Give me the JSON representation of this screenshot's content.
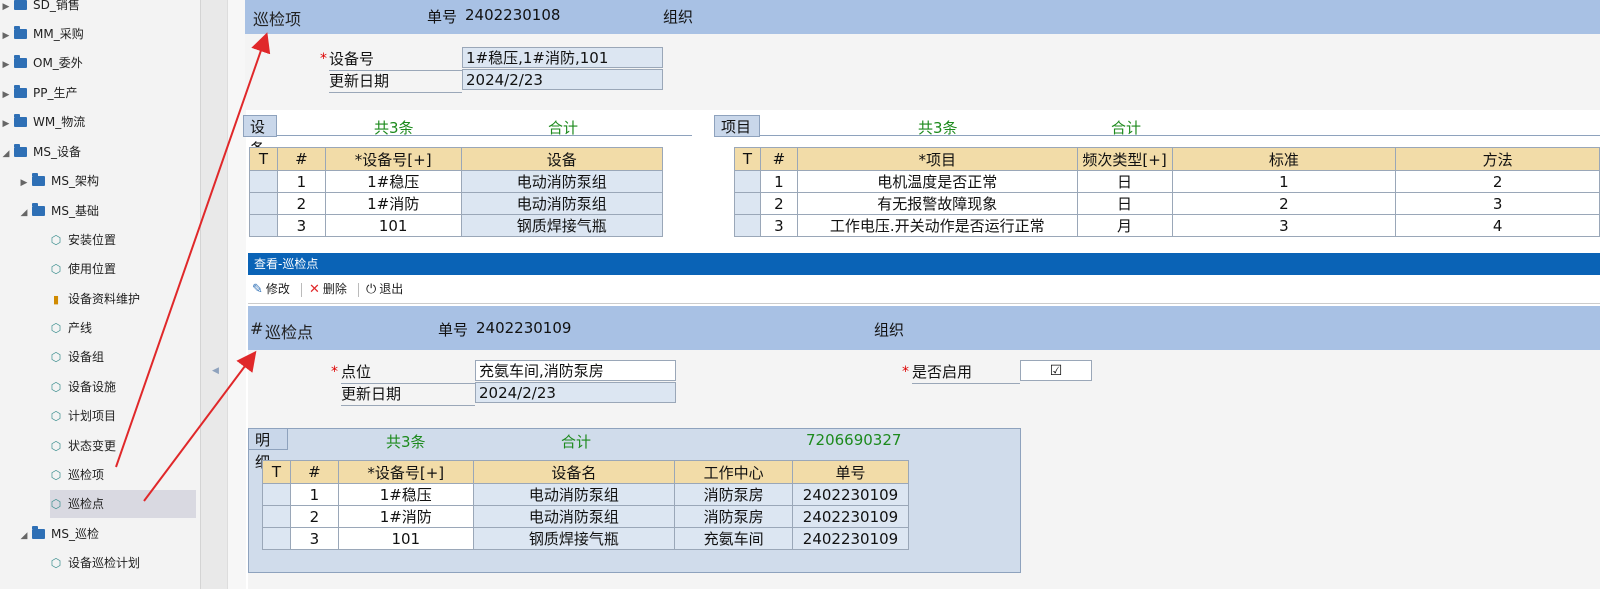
{
  "sidebar": {
    "items": [
      {
        "label": "SD_销售",
        "kind": "folder",
        "expanded": false
      },
      {
        "label": "MM_采购",
        "kind": "folder",
        "expanded": false
      },
      {
        "label": "OM_委外",
        "kind": "folder",
        "expanded": false
      },
      {
        "label": "PP_生产",
        "kind": "folder",
        "expanded": false
      },
      {
        "label": "WM_物流",
        "kind": "folder",
        "expanded": false
      },
      {
        "label": "MS_设备",
        "kind": "folder",
        "expanded": true
      },
      {
        "label": "MS_架构",
        "kind": "folder",
        "expanded": false
      },
      {
        "label": "MS_基础",
        "kind": "folder",
        "expanded": true
      },
      {
        "label": "安装位置",
        "kind": "leaf"
      },
      {
        "label": "使用位置",
        "kind": "leaf"
      },
      {
        "label": "设备资料维护",
        "kind": "chart"
      },
      {
        "label": "产线",
        "kind": "leaf"
      },
      {
        "label": "设备组",
        "kind": "leaf"
      },
      {
        "label": "设备设施",
        "kind": "leaf"
      },
      {
        "label": "计划项目",
        "kind": "leaf"
      },
      {
        "label": "状态变更",
        "kind": "leaf"
      },
      {
        "label": "巡检项",
        "kind": "leaf"
      },
      {
        "label": "巡检点",
        "kind": "leaf",
        "selected": true
      },
      {
        "label": "MS_巡检",
        "kind": "folder",
        "expanded": true
      },
      {
        "label": "设备巡检计划",
        "kind": "leaf"
      }
    ]
  },
  "form1": {
    "title": "巡检项",
    "docno_label": "单号",
    "docno": "2402230108",
    "org_label": "组织",
    "equip_label": "设备号",
    "equip_value": "1#稳压,1#消防,101",
    "date_label": "更新日期",
    "date_value": "2024/2/23",
    "equip_tab": "设备",
    "equip_count": "共3条",
    "equip_total": "合计",
    "equip_headers": [
      "T",
      "#",
      "*设备号[+]",
      "设备"
    ],
    "equip_rows": [
      {
        "n": "1",
        "code": "1#稳压",
        "name": "电动消防泵组"
      },
      {
        "n": "2",
        "code": "1#消防",
        "name": "电动消防泵组"
      },
      {
        "n": "3",
        "code": "101",
        "name": "钢质焊接气瓶"
      }
    ],
    "item_tab": "项目",
    "item_count": "共3条",
    "item_total": "合计",
    "item_headers": [
      "T",
      "#",
      "*项目",
      "频次类型[+]",
      "标准",
      "方法"
    ],
    "item_rows": [
      {
        "n": "1",
        "item": "电机温度是否正常",
        "freq": "日",
        "std": "1",
        "method": "2"
      },
      {
        "n": "2",
        "item": "有无报警故障现象",
        "freq": "日",
        "std": "2",
        "method": "3"
      },
      {
        "n": "3",
        "item": "工作电压.开关动作是否运行正常",
        "freq": "月",
        "std": "3",
        "method": "4"
      }
    ]
  },
  "window2": {
    "title": "查看-巡检点",
    "edit_label": "修改",
    "delete_label": "删除",
    "exit_label": "退出"
  },
  "form2": {
    "hash": "#",
    "title": "巡检点",
    "docno_label": "单号",
    "docno": "2402230109",
    "org_label": "组织",
    "point_label": "点位",
    "point_value": "充氨车间,消防泵房",
    "date_label": "更新日期",
    "date_value": "2024/2/23",
    "enabled_label": "是否启用",
    "enabled_mark": "☑",
    "detail_tab": "明细",
    "detail_count": "共3条",
    "detail_total": "合计",
    "detail_sum": "7206690327",
    "detail_headers": [
      "T",
      "#",
      "*设备号[+]",
      "设备名",
      "工作中心",
      "单号"
    ],
    "detail_rows": [
      {
        "n": "1",
        "code": "1#稳压",
        "name": "电动消防泵组",
        "wc": "消防泵房",
        "no": "2402230109"
      },
      {
        "n": "2",
        "code": "1#消防",
        "name": "电动消防泵组",
        "wc": "消防泵房",
        "no": "2402230109"
      },
      {
        "n": "3",
        "code": "101",
        "name": "钢质焊接气瓶",
        "wc": "充氨车间",
        "no": "2402230109"
      }
    ]
  },
  "colors": {
    "accent_arrow": "#e0282a",
    "title_bar": "#a8c1e4",
    "window_bar": "#0a63b6"
  }
}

» Written problem: Will you set down the records word for word while leaving out every picture?

» Response to the exercise:
Give me the JSON representation of this screenshot's content.
{
  "sidebar": {
    "items": [
      {
        "label": "SD_销售",
        "kind": "folder",
        "expanded": false
      },
      {
        "label": "MM_采购",
        "kind": "folder",
        "expanded": false
      },
      {
        "label": "OM_委外",
        "kind": "folder",
        "expanded": false
      },
      {
        "label": "PP_生产",
        "kind": "folder",
        "expanded": false
      },
      {
        "label": "WM_物流",
        "kind": "folder",
        "expanded": false
      },
      {
        "label": "MS_设备",
        "kind": "folder",
        "expanded": true
      },
      {
        "label": "MS_架构",
        "kind": "folder",
        "expanded": false
      },
      {
        "label": "MS_基础",
        "kind": "folder",
        "expanded": true
      },
      {
        "label": "安装位置",
        "kind": "leaf"
      },
      {
        "label": "使用位置",
        "kind": "leaf"
      },
      {
        "label": "设备资料维护",
        "kind": "chart"
      },
      {
        "label": "产线",
        "kind": "leaf"
      },
      {
        "label": "设备组",
        "kind": "leaf"
      },
      {
        "label": "设备设施",
        "kind": "leaf"
      },
      {
        "label": "计划项目",
        "kind": "leaf"
      },
      {
        "label": "状态变更",
        "kind": "leaf"
      },
      {
        "label": "巡检项",
        "kind": "leaf"
      },
      {
        "label": "巡检点",
        "kind": "leaf",
        "selected": true
      },
      {
        "label": "MS_巡检",
        "kind": "folder",
        "expanded": true
      },
      {
        "label": "设备巡检计划",
        "kind": "leaf"
      }
    ]
  },
  "form1": {
    "title": "巡检项",
    "docno_label": "单号",
    "docno": "2402230108",
    "org_label": "组织",
    "equip_label": "设备号",
    "equip_value": "1#稳压,1#消防,101",
    "date_label": "更新日期",
    "date_value": "2024/2/23",
    "equip_tab": "设备",
    "equip_count": "共3条",
    "equip_total": "合计",
    "equip_headers": [
      "T",
      "#",
      "*设备号[+]",
      "设备"
    ],
    "equip_rows": [
      {
        "n": "1",
        "code": "1#稳压",
        "name": "电动消防泵组"
      },
      {
        "n": "2",
        "code": "1#消防",
        "name": "电动消防泵组"
      },
      {
        "n": "3",
        "code": "101",
        "name": "钢质焊接气瓶"
      }
    ],
    "item_tab": "项目",
    "item_count": "共3条",
    "item_total": "合计",
    "item_headers": [
      "T",
      "#",
      "*项目",
      "频次类型[+]",
      "标准",
      "方法"
    ],
    "item_rows": [
      {
        "n": "1",
        "item": "电机温度是否正常",
        "freq": "日",
        "std": "1",
        "method": "2"
      },
      {
        "n": "2",
        "item": "有无报警故障现象",
        "freq": "日",
        "std": "2",
        "method": "3"
      },
      {
        "n": "3",
        "item": "工作电压.开关动作是否运行正常",
        "freq": "月",
        "std": "3",
        "method": "4"
      }
    ]
  },
  "window2": {
    "title": "查看-巡检点",
    "edit_label": "修改",
    "delete_label": "删除",
    "exit_label": "退出"
  },
  "form2": {
    "hash": "#",
    "title": "巡检点",
    "docno_label": "单号",
    "docno": "2402230109",
    "org_label": "组织",
    "point_label": "点位",
    "point_value": "充氨车间,消防泵房",
    "date_label": "更新日期",
    "date_value": "2024/2/23",
    "enabled_label": "是否启用",
    "enabled_mark": "☑",
    "detail_tab": "明细",
    "detail_count": "共3条",
    "detail_total": "合计",
    "detail_sum": "7206690327",
    "detail_headers": [
      "T",
      "#",
      "*设备号[+]",
      "设备名",
      "工作中心",
      "单号"
    ],
    "detail_rows": [
      {
        "n": "1",
        "code": "1#稳压",
        "name": "电动消防泵组",
        "wc": "消防泵房",
        "no": "2402230109"
      },
      {
        "n": "2",
        "code": "1#消防",
        "name": "电动消防泵组",
        "wc": "消防泵房",
        "no": "2402230109"
      },
      {
        "n": "3",
        "code": "101",
        "name": "钢质焊接气瓶",
        "wc": "充氨车间",
        "no": "2402230109"
      }
    ]
  },
  "colors": {
    "accent_arrow": "#e0282a",
    "title_bar": "#a8c1e4",
    "window_bar": "#0a63b6"
  }
}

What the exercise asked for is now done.